## What you will do:
Copy every line from the data below in which the string "Cliente" can be found.

## Data for processing:

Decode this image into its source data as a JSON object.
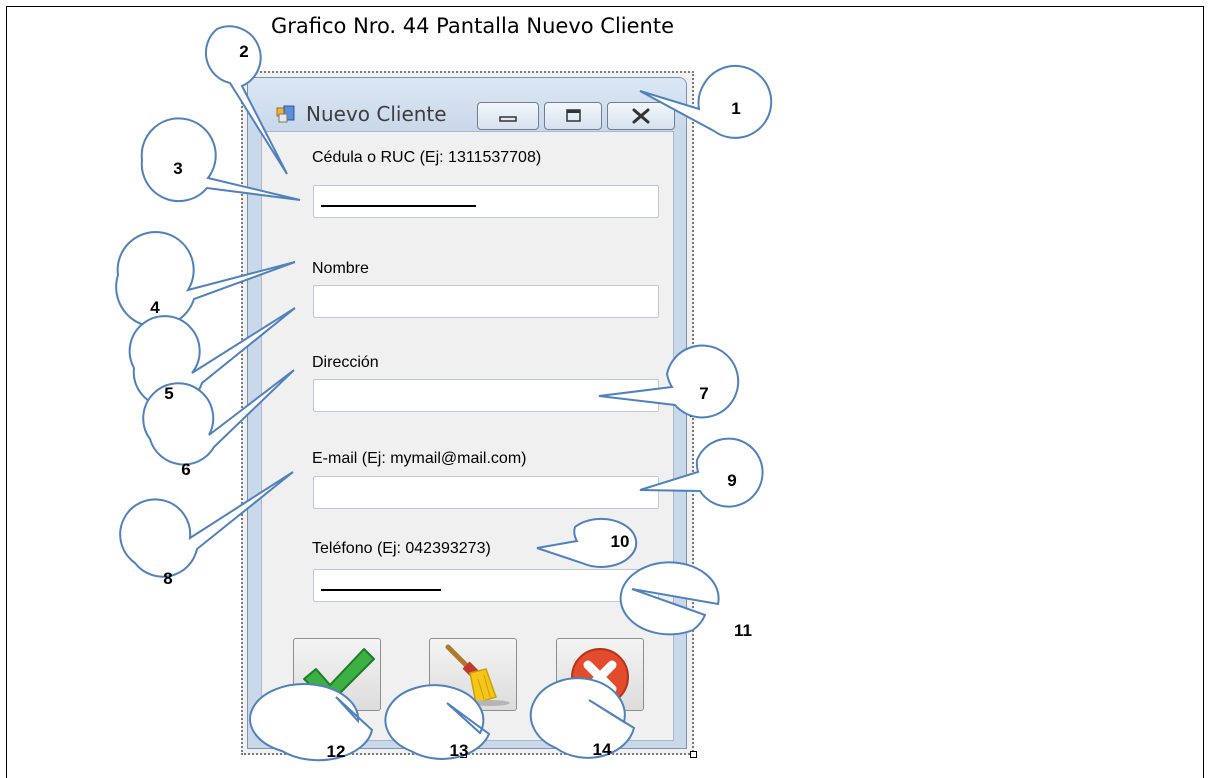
{
  "caption": "Grafico Nro. 44  Pantalla Nuevo Cliente",
  "window": {
    "title": "Nuevo Cliente"
  },
  "form": {
    "cedula_label": "Cédula o RUC (Ej: 1311537708)",
    "cedula_value": "",
    "nombre_label": "Nombre",
    "nombre_value": "",
    "direccion_label": "Dirección",
    "direccion_value": "",
    "email_label": "E-mail (Ej: mymail@mail.com)",
    "email_value": "",
    "telefono_label": "Teléfono (Ej: 042393273)",
    "telefono_value": ""
  },
  "buttons": {
    "accept_icon": "checkmark-icon",
    "clear_icon": "broom-icon",
    "cancel_icon": "cancel-x-icon"
  },
  "colors": {
    "callout_border": "#4f81bd",
    "accept_green": "#3cb043",
    "cancel_red": "#e24b2b"
  },
  "callouts": [
    "1",
    "2",
    "3",
    "4",
    "5",
    "6",
    "7",
    "8",
    "9",
    "10",
    "11",
    "12",
    "13",
    "14"
  ]
}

## Solution below:
  "caption": "Grafico Nro. 44  Pantalla Nuevo Cliente",
    "title": "Nuevo Cliente"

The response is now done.